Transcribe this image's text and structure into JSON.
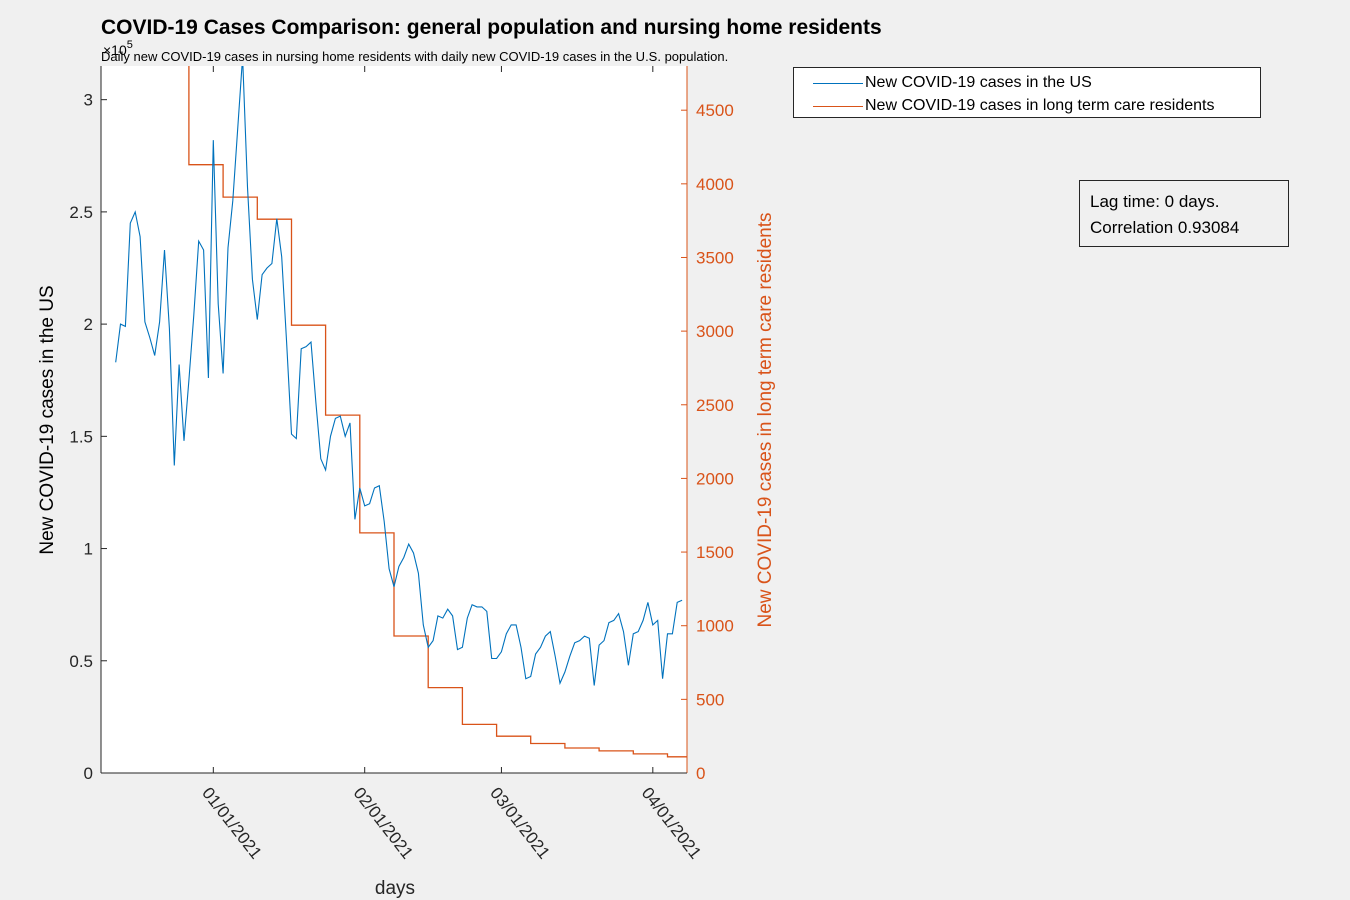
{
  "title": "COVID-19 Cases Comparison: general population and nursing home residents",
  "subtitle": "Daily new COVID-19 cases in nursing home residents with daily new COVID-19 cases in the U.S. population.",
  "annotation": {
    "line1": "Lag time: 0 days.",
    "line2": "Correlation 0.93084"
  },
  "colors": {
    "us": "#0072bd",
    "ltc": "#d95319",
    "axis": "#262626"
  },
  "chart_data": {
    "type": "line",
    "xlabel": "days",
    "ylabel_left": "New COVID-19 cases in the US",
    "ylabel_right": "New COVID-19 cases in long term care residents",
    "left_exponent_base": "×10",
    "left_exponent_power": "5",
    "x_tick_labels": [
      "01/01/2021",
      "02/01/2021",
      "03/01/2021",
      "04/01/2021"
    ],
    "left_ticks": [
      "0",
      "0.5",
      "1",
      "1.5",
      "2",
      "2.5",
      "3"
    ],
    "right_ticks": [
      "0",
      "500",
      "1000",
      "1500",
      "2000",
      "2500",
      "3000",
      "3500",
      "4000",
      "4500"
    ],
    "ylim_left": [
      0,
      315000
    ],
    "ylim_right": [
      0,
      4800
    ],
    "series": [
      {
        "name": "New COVID-19 cases in the US",
        "axis": "left",
        "start_date": "2020-12-12",
        "values": [
          183000,
          200000,
          199000,
          245000,
          250000,
          239000,
          201000,
          194000,
          186000,
          201000,
          233000,
          198000,
          137000,
          182000,
          148000,
          175000,
          204000,
          237000,
          233000,
          176000,
          282000,
          209000,
          178000,
          234000,
          255000,
          287000,
          319000,
          261000,
          220000,
          202000,
          222000,
          225000,
          227000,
          247000,
          230000,
          192000,
          151000,
          149000,
          189000,
          190000,
          192000,
          165000,
          140000,
          135000,
          150000,
          158000,
          159000,
          150000,
          156000,
          113000,
          127000,
          119000,
          120000,
          127000,
          128000,
          112000,
          91000,
          83000,
          92000,
          96000,
          102000,
          98000,
          89000,
          66000,
          56000,
          59000,
          70000,
          69000,
          73000,
          70000,
          55000,
          56000,
          69000,
          75000,
          74000,
          74000,
          72000,
          51000,
          51000,
          54000,
          62000,
          66000,
          66000,
          56000,
          42000,
          43000,
          53000,
          56000,
          61000,
          63000,
          52000,
          40000,
          45000,
          52000,
          58000,
          59000,
          61000,
          60000,
          39000,
          57000,
          59000,
          67000,
          68000,
          71000,
          63000,
          48000,
          62000,
          63000,
          68000,
          76000,
          66000,
          68000,
          42000,
          62000,
          62000,
          76000,
          77000
        ]
      },
      {
        "name": "New COVID-19 cases in long term care residents",
        "axis": "right",
        "weekly": [
          {
            "date": "2020-12-06",
            "value": 4830
          },
          {
            "date": "2020-12-13",
            "value": 4830
          },
          {
            "date": "2020-12-20",
            "value": 4830
          },
          {
            "date": "2020-12-27",
            "value": 4130
          },
          {
            "date": "2021-01-03",
            "value": 3910
          },
          {
            "date": "2021-01-10",
            "value": 3760
          },
          {
            "date": "2021-01-17",
            "value": 3040
          },
          {
            "date": "2021-01-24",
            "value": 2430
          },
          {
            "date": "2021-01-31",
            "value": 1630
          },
          {
            "date": "2021-02-07",
            "value": 930
          },
          {
            "date": "2021-02-14",
            "value": 580
          },
          {
            "date": "2021-02-21",
            "value": 330
          },
          {
            "date": "2021-02-28",
            "value": 250
          },
          {
            "date": "2021-03-07",
            "value": 200
          },
          {
            "date": "2021-03-14",
            "value": 170
          },
          {
            "date": "2021-03-21",
            "value": 150
          },
          {
            "date": "2021-03-28",
            "value": 130
          },
          {
            "date": "2021-04-04",
            "value": 110
          }
        ],
        "end_date": "2021-04-08"
      }
    ]
  }
}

--------------------------------

Work to be completed:
Write every entry out again exactly, dropping the pictures.

In response:
Transcribe this image's text and structure into JSON.
{
  "title": "COVID-19 Cases Comparison: general population and nursing home residents",
  "subtitle": "Daily new COVID-19 cases in nursing home residents with daily new COVID-19 cases in the U.S. population.",
  "annotation": {
    "line1": "Lag time: 0 days.",
    "line2": "Correlation 0.93084"
  },
  "colors": {
    "us": "#0072bd",
    "ltc": "#d95319",
    "axis": "#262626"
  },
  "chart_data": {
    "type": "line",
    "xlabel": "days",
    "ylabel_left": "New COVID-19 cases in the US",
    "ylabel_right": "New COVID-19 cases in long term care residents",
    "left_exponent_base": "×10",
    "left_exponent_power": "5",
    "x_tick_labels": [
      "01/01/2021",
      "02/01/2021",
      "03/01/2021",
      "04/01/2021"
    ],
    "left_ticks": [
      "0",
      "0.5",
      "1",
      "1.5",
      "2",
      "2.5",
      "3"
    ],
    "right_ticks": [
      "0",
      "500",
      "1000",
      "1500",
      "2000",
      "2500",
      "3000",
      "3500",
      "4000",
      "4500"
    ],
    "ylim_left": [
      0,
      315000
    ],
    "ylim_right": [
      0,
      4800
    ],
    "series": [
      {
        "name": "New COVID-19 cases in the US",
        "axis": "left",
        "start_date": "2020-12-12",
        "values": [
          183000,
          200000,
          199000,
          245000,
          250000,
          239000,
          201000,
          194000,
          186000,
          201000,
          233000,
          198000,
          137000,
          182000,
          148000,
          175000,
          204000,
          237000,
          233000,
          176000,
          282000,
          209000,
          178000,
          234000,
          255000,
          287000,
          319000,
          261000,
          220000,
          202000,
          222000,
          225000,
          227000,
          247000,
          230000,
          192000,
          151000,
          149000,
          189000,
          190000,
          192000,
          165000,
          140000,
          135000,
          150000,
          158000,
          159000,
          150000,
          156000,
          113000,
          127000,
          119000,
          120000,
          127000,
          128000,
          112000,
          91000,
          83000,
          92000,
          96000,
          102000,
          98000,
          89000,
          66000,
          56000,
          59000,
          70000,
          69000,
          73000,
          70000,
          55000,
          56000,
          69000,
          75000,
          74000,
          74000,
          72000,
          51000,
          51000,
          54000,
          62000,
          66000,
          66000,
          56000,
          42000,
          43000,
          53000,
          56000,
          61000,
          63000,
          52000,
          40000,
          45000,
          52000,
          58000,
          59000,
          61000,
          60000,
          39000,
          57000,
          59000,
          67000,
          68000,
          71000,
          63000,
          48000,
          62000,
          63000,
          68000,
          76000,
          66000,
          68000,
          42000,
          62000,
          62000,
          76000,
          77000
        ]
      },
      {
        "name": "New COVID-19 cases in long term care residents",
        "axis": "right",
        "weekly": [
          {
            "date": "2020-12-06",
            "value": 4830
          },
          {
            "date": "2020-12-13",
            "value": 4830
          },
          {
            "date": "2020-12-20",
            "value": 4830
          },
          {
            "date": "2020-12-27",
            "value": 4130
          },
          {
            "date": "2021-01-03",
            "value": 3910
          },
          {
            "date": "2021-01-10",
            "value": 3760
          },
          {
            "date": "2021-01-17",
            "value": 3040
          },
          {
            "date": "2021-01-24",
            "value": 2430
          },
          {
            "date": "2021-01-31",
            "value": 1630
          },
          {
            "date": "2021-02-07",
            "value": 930
          },
          {
            "date": "2021-02-14",
            "value": 580
          },
          {
            "date": "2021-02-21",
            "value": 330
          },
          {
            "date": "2021-02-28",
            "value": 250
          },
          {
            "date": "2021-03-07",
            "value": 200
          },
          {
            "date": "2021-03-14",
            "value": 170
          },
          {
            "date": "2021-03-21",
            "value": 150
          },
          {
            "date": "2021-03-28",
            "value": 130
          },
          {
            "date": "2021-04-04",
            "value": 110
          }
        ],
        "end_date": "2021-04-08"
      }
    ]
  }
}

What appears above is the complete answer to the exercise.